▶ **What you should do**: Reproduce each of the following entries verbatim, keeping every line in its original order.
Begin Extracted information
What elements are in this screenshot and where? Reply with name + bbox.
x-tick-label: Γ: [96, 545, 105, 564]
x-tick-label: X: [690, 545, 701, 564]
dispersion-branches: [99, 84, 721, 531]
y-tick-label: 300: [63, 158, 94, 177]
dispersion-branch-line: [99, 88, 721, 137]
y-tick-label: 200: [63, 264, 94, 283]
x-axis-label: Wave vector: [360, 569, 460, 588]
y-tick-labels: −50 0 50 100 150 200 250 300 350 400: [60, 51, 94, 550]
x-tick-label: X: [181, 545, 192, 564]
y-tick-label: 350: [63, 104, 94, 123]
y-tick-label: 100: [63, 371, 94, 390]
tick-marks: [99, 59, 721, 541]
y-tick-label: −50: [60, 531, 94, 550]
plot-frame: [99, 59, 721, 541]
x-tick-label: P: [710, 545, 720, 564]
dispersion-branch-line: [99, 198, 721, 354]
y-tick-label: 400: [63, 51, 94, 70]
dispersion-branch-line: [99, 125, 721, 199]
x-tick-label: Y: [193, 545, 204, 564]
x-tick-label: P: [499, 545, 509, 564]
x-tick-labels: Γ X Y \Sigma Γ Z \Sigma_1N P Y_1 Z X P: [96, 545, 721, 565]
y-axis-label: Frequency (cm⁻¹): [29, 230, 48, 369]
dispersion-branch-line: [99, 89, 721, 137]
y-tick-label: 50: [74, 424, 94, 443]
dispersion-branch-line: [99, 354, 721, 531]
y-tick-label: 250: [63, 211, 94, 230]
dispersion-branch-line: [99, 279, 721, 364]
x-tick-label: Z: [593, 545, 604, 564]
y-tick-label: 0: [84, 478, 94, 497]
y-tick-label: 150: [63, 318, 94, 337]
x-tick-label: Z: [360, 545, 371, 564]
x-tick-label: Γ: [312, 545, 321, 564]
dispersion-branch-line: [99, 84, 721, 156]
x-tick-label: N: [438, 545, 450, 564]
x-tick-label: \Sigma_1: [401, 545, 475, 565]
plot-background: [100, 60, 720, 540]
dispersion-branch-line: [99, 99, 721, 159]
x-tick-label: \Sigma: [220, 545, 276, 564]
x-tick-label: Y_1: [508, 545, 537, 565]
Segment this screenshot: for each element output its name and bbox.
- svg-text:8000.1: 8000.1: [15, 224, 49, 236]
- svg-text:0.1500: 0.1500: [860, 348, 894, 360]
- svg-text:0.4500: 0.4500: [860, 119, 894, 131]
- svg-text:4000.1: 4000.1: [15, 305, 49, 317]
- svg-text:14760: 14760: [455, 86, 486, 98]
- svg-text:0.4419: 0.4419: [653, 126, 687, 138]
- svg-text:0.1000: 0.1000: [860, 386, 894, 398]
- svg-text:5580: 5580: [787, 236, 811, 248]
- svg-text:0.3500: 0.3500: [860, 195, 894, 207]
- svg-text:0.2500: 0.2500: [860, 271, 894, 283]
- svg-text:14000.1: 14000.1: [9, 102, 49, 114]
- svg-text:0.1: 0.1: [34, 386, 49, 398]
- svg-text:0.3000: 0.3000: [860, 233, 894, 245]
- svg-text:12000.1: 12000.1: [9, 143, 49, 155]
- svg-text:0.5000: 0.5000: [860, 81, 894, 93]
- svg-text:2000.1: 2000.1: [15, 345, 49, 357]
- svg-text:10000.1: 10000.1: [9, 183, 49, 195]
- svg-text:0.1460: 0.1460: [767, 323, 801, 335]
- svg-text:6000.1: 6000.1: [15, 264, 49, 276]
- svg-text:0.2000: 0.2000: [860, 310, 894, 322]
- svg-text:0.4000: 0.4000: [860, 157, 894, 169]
End Extracted information
▶ **Result of this task**:
What elements are in this screenshot and where? Reply with name + bbox.
x-tick-label: Γ: [96, 545, 105, 564]
x-tick-label: X: [690, 545, 701, 564]
dispersion-branches: [99, 84, 721, 531]
y-tick-label: 300: [63, 158, 94, 177]
dispersion-branch-line: [99, 88, 721, 137]
y-tick-label: 200: [63, 264, 94, 283]
x-axis-label: Wave vector: [360, 569, 460, 588]
y-tick-labels: −50 0 50 100 150 200 250 300 350 400: [60, 51, 94, 550]
x-tick-label: X: [181, 545, 192, 564]
y-tick-label: 350: [63, 104, 94, 123]
y-tick-label: 100: [63, 371, 94, 390]
tick-marks: [99, 59, 721, 541]
y-tick-label: −50: [60, 531, 94, 550]
plot-frame: [99, 59, 721, 541]
x-tick-label: P: [710, 545, 720, 564]
dispersion-branch-line: [99, 198, 721, 354]
y-tick-label: 400: [63, 51, 94, 70]
dispersion-branch-line: [99, 125, 721, 199]
x-tick-label: Y: [193, 545, 204, 564]
x-tick-label: P: [499, 545, 509, 564]
x-tick-labels: Γ X Y \Sigma Γ Z \Sigma_1N P Y_1 Z X P: [96, 545, 721, 565]
y-axis-label: Frequency (cm⁻¹): [29, 230, 48, 369]
dispersion-branch-line: [99, 89, 721, 137]
y-tick-label: 50: [74, 424, 94, 443]
dispersion-branch-line: [99, 354, 721, 531]
y-tick-label: 250: [63, 211, 94, 230]
dispersion-branch-line: [99, 279, 721, 364]
x-tick-label: Z: [593, 545, 604, 564]
y-tick-label: 0: [84, 478, 94, 497]
y-tick-label: 150: [63, 318, 94, 337]
x-tick-label: Z: [360, 545, 371, 564]
x-tick-label: Γ: [312, 545, 321, 564]
dispersion-branch-line: [99, 84, 721, 156]
x-tick-label: N: [438, 545, 450, 564]
x-tick-label: \Sigma_1: [401, 545, 475, 565]
plot-background: [100, 60, 720, 540]
dispersion-branch-line: [99, 99, 721, 159]
x-tick-label: \Sigma: [220, 545, 276, 564]
x-tick-label: Y_1: [508, 545, 537, 565]
Segment this screenshot: for each element output its name and bbox.
- svg-text:8000.1: 8000.1: [15, 224, 49, 236]
- svg-text:0.1500: 0.1500: [860, 348, 894, 360]
- svg-text:0.4500: 0.4500: [860, 119, 894, 131]
- svg-text:4000.1: 4000.1: [15, 305, 49, 317]
- svg-text:14760: 14760: [455, 86, 486, 98]
- svg-text:0.4419: 0.4419: [653, 126, 687, 138]
- svg-text:0.1000: 0.1000: [860, 386, 894, 398]
- svg-text:5580: 5580: [787, 236, 811, 248]
- svg-text:0.3500: 0.3500: [860, 195, 894, 207]
- svg-text:0.2500: 0.2500: [860, 271, 894, 283]
- svg-text:14000.1: 14000.1: [9, 102, 49, 114]
- svg-text:0.1: 0.1: [34, 386, 49, 398]
- svg-text:0.3000: 0.3000: [860, 233, 894, 245]
- svg-text:12000.1: 12000.1: [9, 143, 49, 155]
- svg-text:0.5000: 0.5000: [860, 81, 894, 93]
- svg-text:2000.1: 2000.1: [15, 345, 49, 357]
- svg-text:10000.1: 10000.1: [9, 183, 49, 195]
- svg-text:0.1460: 0.1460: [767, 323, 801, 335]
- svg-text:6000.1: 6000.1: [15, 264, 49, 276]
- svg-text:0.2000: 0.2000: [860, 310, 894, 322]
- svg-text:0.4000: 0.4000: [860, 157, 894, 169]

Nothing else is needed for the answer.